*Set problem*: Lift out all lines below that contain "JSON".

(Collection entries)
---*---

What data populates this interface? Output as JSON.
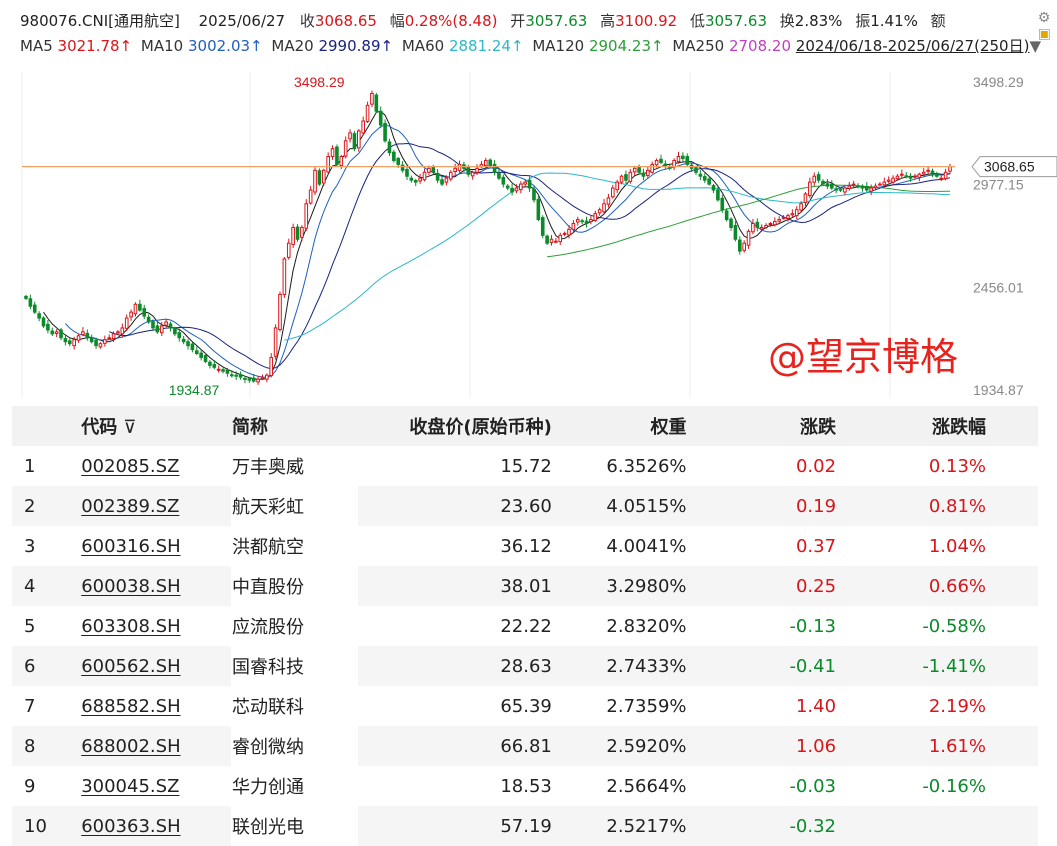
{
  "header": {
    "code": "980076.CNI[通用航空]",
    "date": "2025/06/27",
    "close_label": "收",
    "close_value": "3068.65",
    "amp_label": "幅",
    "amp_value": "0.28%(8.48)",
    "open_label": "开",
    "open_value": "3057.63",
    "high_label": "高",
    "high_value": "3100.92",
    "low_label": "低",
    "low_value": "3057.63",
    "turnover_label": "换",
    "turnover_value": "2.83%",
    "swing_label": "振",
    "swing_value": "1.41%",
    "amount_label": "额"
  },
  "ma": {
    "ma5_label": "MA5",
    "ma5": "3021.78↑",
    "ma10_label": "MA10",
    "ma10": "3002.03↑",
    "ma20_label": "MA20",
    "ma20": "2990.89↑",
    "ma60_label": "MA60",
    "ma60": "2881.24↑",
    "ma120_label": "MA120",
    "ma120": "2904.23↑",
    "ma250_label": "MA250",
    "ma250": "2708.20",
    "range": "2024/06/18-2025/06/27(250日)"
  },
  "colors": {
    "up": "#d8161a",
    "down": "#0b8a2a",
    "ma5": "#1b1b1b",
    "ma10": "#1f5fbf",
    "ma20": "#1a237e",
    "ma60": "#2bb8c8",
    "ma120": "#2e9e3a",
    "ma250": "#c040c0",
    "price_line": "#f0a060"
  },
  "chart_data": {
    "type": "candlestick",
    "y_ticks": [
      "3498.29",
      "2977.15",
      "2456.01",
      "1934.87"
    ],
    "current_price_tag": "3068.65",
    "max_label": "3498.29",
    "min_label": "1934.87",
    "ylim": [
      1934.87,
      3498.29
    ],
    "closes": [
      2400,
      2360,
      2330,
      2300,
      2260,
      2240,
      2220,
      2230,
      2200,
      2180,
      2170,
      2190,
      2210,
      2230,
      2200,
      2180,
      2160,
      2170,
      2190,
      2200,
      2220,
      2230,
      2250,
      2300,
      2330,
      2370,
      2340,
      2310,
      2280,
      2250,
      2230,
      2260,
      2280,
      2250,
      2220,
      2200,
      2180,
      2160,
      2140,
      2120,
      2100,
      2080,
      2060,
      2050,
      2040,
      2030,
      2020,
      2010,
      2005,
      2000,
      1990,
      1985,
      1980,
      1990,
      2000,
      2010,
      2100,
      2250,
      2420,
      2600,
      2680,
      2760,
      2700,
      2760,
      2880,
      2950,
      3050,
      2980,
      3050,
      3120,
      3160,
      3080,
      3120,
      3200,
      3240,
      3160,
      3250,
      3300,
      3380,
      3440,
      3350,
      3280,
      3200,
      3140,
      3100,
      3080,
      3050,
      3020,
      3000,
      2990,
      3010,
      3040,
      3060,
      3040,
      3000,
      2980,
      3010,
      3040,
      3060,
      3080,
      3060,
      3030,
      3040,
      3060,
      3080,
      3100,
      3070,
      3040,
      3010,
      2980,
      2960,
      2940,
      2960,
      2980,
      2990,
      2960,
      2900,
      2800,
      2720,
      2680,
      2700,
      2690,
      2720,
      2730,
      2750,
      2780,
      2800,
      2790,
      2780,
      2800,
      2830,
      2850,
      2880,
      2910,
      2960,
      2990,
      3020,
      3000,
      3040,
      3060,
      3040,
      3020,
      3050,
      3080,
      3100,
      3090,
      3070,
      3060,
      3100,
      3120,
      3110,
      3080,
      3060,
      3040,
      3020,
      3000,
      2980,
      2950,
      2900,
      2850,
      2800,
      2760,
      2700,
      2640,
      2680,
      2740,
      2780,
      2760,
      2760,
      2770,
      2780,
      2790,
      2800,
      2810,
      2820,
      2830,
      2850,
      2880,
      2930,
      2990,
      3020,
      3000,
      2980,
      2970,
      2960,
      2950,
      2950,
      2960,
      2970,
      2980,
      2970,
      2960,
      2950,
      2960,
      2970,
      2980,
      2990,
      3000,
      3010,
      3020,
      3030,
      3020,
      3010,
      3020,
      3030,
      3040,
      3050,
      3030,
      3020,
      3010,
      3040,
      3068.65
    ]
  },
  "watermark": "@望京博格",
  "table": {
    "headers": [
      "",
      "代码",
      "简称",
      "收盘价(原始币种)",
      "权重",
      "涨跌",
      "涨跌幅"
    ],
    "filter_icon": "⊽",
    "rows": [
      {
        "idx": "1",
        "code": "002085.SZ",
        "name": "万丰奥威",
        "close": "15.72",
        "weight": "6.3526%",
        "chg": "0.02",
        "pct": "0.13%",
        "dir": "up"
      },
      {
        "idx": "2",
        "code": "002389.SZ",
        "name": "航天彩虹",
        "close": "23.60",
        "weight": "4.0515%",
        "chg": "0.19",
        "pct": "0.81%",
        "dir": "up"
      },
      {
        "idx": "3",
        "code": "600316.SH",
        "name": "洪都航空",
        "close": "36.12",
        "weight": "4.0041%",
        "chg": "0.37",
        "pct": "1.04%",
        "dir": "up"
      },
      {
        "idx": "4",
        "code": "600038.SH",
        "name": "中直股份",
        "close": "38.01",
        "weight": "3.2980%",
        "chg": "0.25",
        "pct": "0.66%",
        "dir": "up"
      },
      {
        "idx": "5",
        "code": "603308.SH",
        "name": "应流股份",
        "close": "22.22",
        "weight": "2.8320%",
        "chg": "-0.13",
        "pct": "-0.58%",
        "dir": "down"
      },
      {
        "idx": "6",
        "code": "600562.SH",
        "name": "国睿科技",
        "close": "28.63",
        "weight": "2.7433%",
        "chg": "-0.41",
        "pct": "-1.41%",
        "dir": "down"
      },
      {
        "idx": "7",
        "code": "688582.SH",
        "name": "芯动联科",
        "close": "65.39",
        "weight": "2.7359%",
        "chg": "1.40",
        "pct": "2.19%",
        "dir": "up"
      },
      {
        "idx": "8",
        "code": "688002.SH",
        "name": "睿创微纳",
        "close": "66.81",
        "weight": "2.5920%",
        "chg": "1.06",
        "pct": "1.61%",
        "dir": "up"
      },
      {
        "idx": "9",
        "code": "300045.SZ",
        "name": "华力创通",
        "close": "18.53",
        "weight": "2.5664%",
        "chg": "-0.03",
        "pct": "-0.16%",
        "dir": "down"
      },
      {
        "idx": "10",
        "code": "600363.SH",
        "name": "联创光电",
        "close": "57.19",
        "weight": "2.5217%",
        "chg": "-0.32",
        "pct": "",
        "dir": "down"
      }
    ]
  }
}
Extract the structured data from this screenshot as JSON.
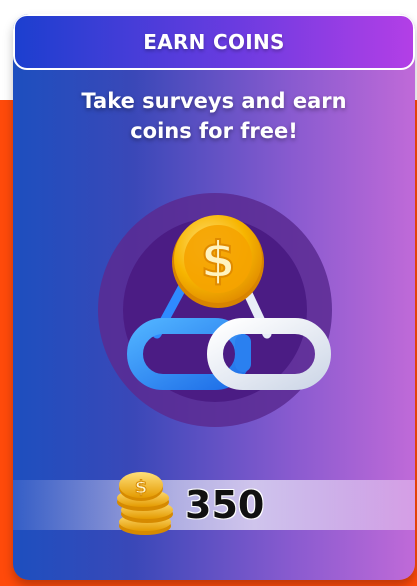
{
  "header": {
    "title": "EARN COINS"
  },
  "main": {
    "subtitle": "Take surveys and earn coins for free!",
    "illustration_icon": "linked-chain-with-dollar-coin-icon"
  },
  "balance": {
    "icon": "coin-stack-icon",
    "value": "350"
  },
  "colors": {
    "background_accent": "#ff4a0a",
    "card_gradient_start": "#1d4fbf",
    "card_gradient_end": "#c06ad8",
    "header_gradient_start": "#1c3fcf",
    "header_gradient_end": "#b33fe6",
    "coin_gold": "#f5b700"
  }
}
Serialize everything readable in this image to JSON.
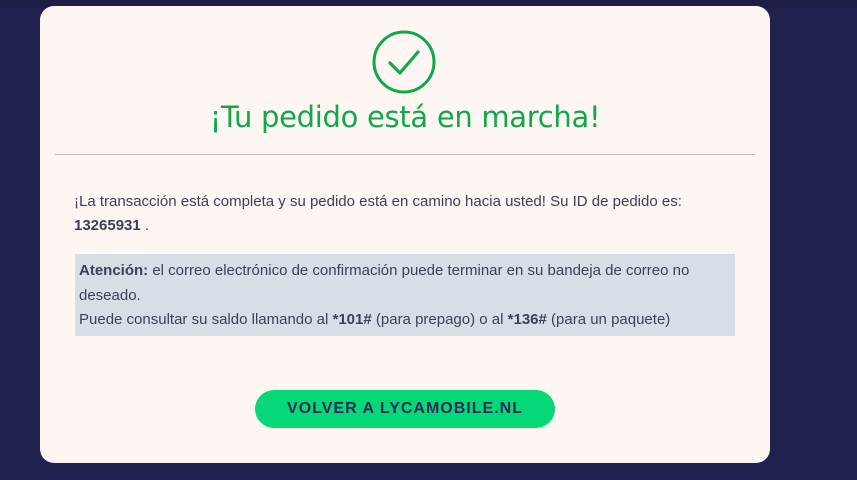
{
  "success": {
    "icon": "check-circle-icon",
    "title": "¡Tu pedido está en marcha!"
  },
  "message": {
    "text": "¡La transacción está completa y su pedido está en camino hacia usted! Su ID de pedido es:",
    "order_id": "13265931",
    "suffix": " ."
  },
  "notice": {
    "label": "Atención:",
    "line1": " el correo electrónico de confirmación puede terminar en su bandeja de correo no deseado.",
    "line2_prefix": "Puede consultar su saldo llamando al ",
    "code_prepaid": "*101#",
    "line2_mid": " (para prepago) o al ",
    "code_package": "*136#",
    "line2_suffix": " (para un paquete)"
  },
  "cta": {
    "label": "VOLVER A LYCAMOBILE.NL"
  },
  "colors": {
    "background": "#212150",
    "card": "#fdf6f3",
    "success_green": "#12a84a",
    "button_green": "#07d877",
    "notice_bg": "#d6dfe6"
  }
}
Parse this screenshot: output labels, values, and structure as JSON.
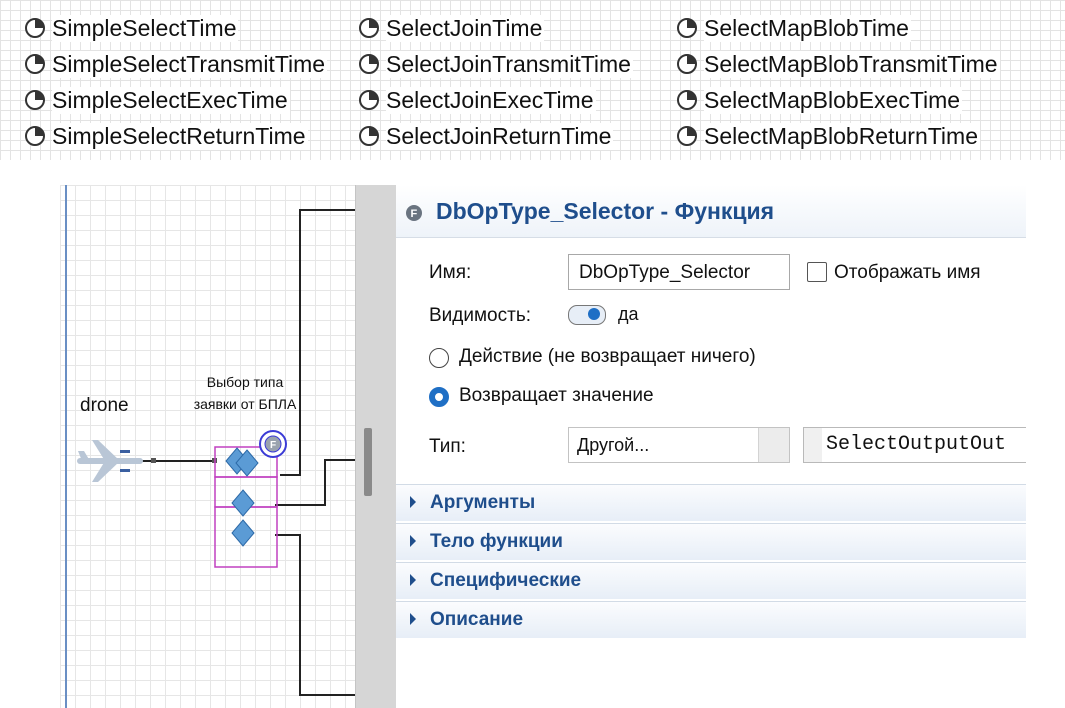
{
  "variables": {
    "col1": [
      "SimpleSelectTime",
      "SimpleSelectTransmitTime",
      "SimpleSelectExecTime",
      "SimpleSelectReturnTime"
    ],
    "col2": [
      "SelectJoinTime",
      "SelectJoinTransmitTime",
      "SelectJoinExecTime",
      "SelectJoinReturnTime"
    ],
    "col3": [
      "SelectMapBlobTime",
      "SelectMapBlobTransmitTime",
      "SelectMapBlobExecTime",
      "SelectMapBlobReturnTime"
    ],
    "icon": "statistics-gauge-icon"
  },
  "canvas": {
    "source_label": "drone",
    "block_label_line1": "Выбор типа",
    "block_label_line2": "заявки от БПЛА",
    "function_icon": "function-icon",
    "source_icon": "airplane-icon"
  },
  "properties": {
    "title": "DbOpType_Selector - Функция",
    "name_label": "Имя:",
    "name_value": "DbOpType_Selector",
    "show_name_label": "Отображать имя",
    "show_name_checked": false,
    "visibility_label": "Видимость:",
    "visibility_value": "да",
    "radio_action_label": "Действие (не возвращает ничего)",
    "radio_returns_label": "Возвращает значение",
    "type_label": "Тип:",
    "type_value": "Другой...",
    "type_code": "SelectOutputOut",
    "sections": [
      "Аргументы",
      "Тело функции",
      "Специфические",
      "Описание"
    ]
  },
  "colors": {
    "accent": "#1f4e8c",
    "radio": "#1f6fc5",
    "block": "#c040c0"
  }
}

---*---

*Task output*:
What data populates this interface? Output as JSON.
Extract the structured data from this screenshot as JSON.
Serialize everything readable in this image to JSON.
Parse this screenshot: output labels, values, and structure as JSON.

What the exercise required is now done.